[To do] Go through the records and give each one again exactly.
= = =
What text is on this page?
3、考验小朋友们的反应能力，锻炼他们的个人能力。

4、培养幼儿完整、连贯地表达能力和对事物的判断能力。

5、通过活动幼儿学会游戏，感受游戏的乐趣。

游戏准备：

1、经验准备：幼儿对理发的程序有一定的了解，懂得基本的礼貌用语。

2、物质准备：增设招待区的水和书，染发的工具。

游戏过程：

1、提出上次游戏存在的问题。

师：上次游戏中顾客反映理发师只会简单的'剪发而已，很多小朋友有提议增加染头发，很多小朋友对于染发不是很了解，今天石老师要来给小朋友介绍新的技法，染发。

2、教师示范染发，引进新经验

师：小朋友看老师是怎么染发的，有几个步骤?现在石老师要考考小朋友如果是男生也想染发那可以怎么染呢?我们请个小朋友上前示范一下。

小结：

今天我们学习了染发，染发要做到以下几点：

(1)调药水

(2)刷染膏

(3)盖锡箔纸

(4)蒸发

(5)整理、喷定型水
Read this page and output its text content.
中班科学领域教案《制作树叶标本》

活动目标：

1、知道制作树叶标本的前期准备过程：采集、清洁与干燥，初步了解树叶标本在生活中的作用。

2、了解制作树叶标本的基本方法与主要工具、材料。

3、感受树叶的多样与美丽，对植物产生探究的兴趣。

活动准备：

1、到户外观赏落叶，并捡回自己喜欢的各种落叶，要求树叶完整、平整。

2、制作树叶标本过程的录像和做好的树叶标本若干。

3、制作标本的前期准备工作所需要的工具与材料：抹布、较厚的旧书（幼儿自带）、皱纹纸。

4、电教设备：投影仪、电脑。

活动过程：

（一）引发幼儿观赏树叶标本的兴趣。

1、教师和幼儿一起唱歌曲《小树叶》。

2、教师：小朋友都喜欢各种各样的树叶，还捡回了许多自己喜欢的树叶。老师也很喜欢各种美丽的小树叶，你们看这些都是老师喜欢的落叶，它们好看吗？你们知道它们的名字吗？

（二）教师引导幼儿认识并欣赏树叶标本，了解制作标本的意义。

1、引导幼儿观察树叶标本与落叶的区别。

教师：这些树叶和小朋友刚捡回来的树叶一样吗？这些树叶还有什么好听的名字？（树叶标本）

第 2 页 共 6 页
= = =
[Task answer]
What text is on this page?
3、考验小朋友们的反应能力，锻炼他们的个人能力。

4、培养幼儿完整、连贯地表达能力和对事物的判断能力。

5、通过活动幼儿学会游戏，感受游戏的乐趣。

游戏准备：

1、经验准备：幼儿对理发的程序有一定的了解，懂得基本的礼貌用语。

2、物质准备：增设招待区的水和书，染发的工具。

游戏过程：

1、提出上次游戏存在的问题。

师：上次游戏中顾客反映理发师只会简单的'剪发而已，很多小朋友有提议增加染头发，很多小朋友对于染发不是很了解，今天石老师要来给小朋友介绍新的技法，染发。

2、教师示范染发，引进新经验

师：小朋友看老师是怎么染发的，有几个步骤?现在石老师要考考小朋友如果是男生也想染发那可以怎么染呢?我们请个小朋友上前示范一下。

小结：

今天我们学习了染发，染发要做到以下几点：

(1)调药水

(2)刷染膏

(3)盖锡箔纸

(4)蒸发

(5)整理、喷定型水
Read this page and output its text content.
中班科学领域教案《制作树叶标本》

活动目标：

1、知道制作树叶标本的前期准备过程：采集、清洁与干燥，初步了解树叶标本在生活中的作用。

2、了解制作树叶标本的基本方法与主要工具、材料。

3、感受树叶的多样与美丽，对植物产生探究的兴趣。

活动准备：

1、到户外观赏落叶，并捡回自己喜欢的各种落叶，要求树叶完整、平整。

2、制作树叶标本过程的录像和做好的树叶标本若干。

3、制作标本的前期准备工作所需要的工具与材料：抹布、较厚的旧书（幼儿自带）、皱纹纸。

4、电教设备：投影仪、电脑。

活动过程：

（一）引发幼儿观赏树叶标本的兴趣。

1、教师和幼儿一起唱歌曲《小树叶》。

2、教师：小朋友都喜欢各种各样的树叶，还捡回了许多自己喜欢的树叶。老师也很喜欢各种美丽的小树叶，你们看这些都是老师喜欢的落叶，它们好看吗？你们知道它们的名字吗？

（二）教师引导幼儿认识并欣赏树叶标本，了解制作标本的意义。

1、引导幼儿观察树叶标本与落叶的区别。

教师：这些树叶和小朋友刚捡回来的树叶一样吗？这些树叶还有什么好听的名字？（树叶标本）

第 2 页 共 6 页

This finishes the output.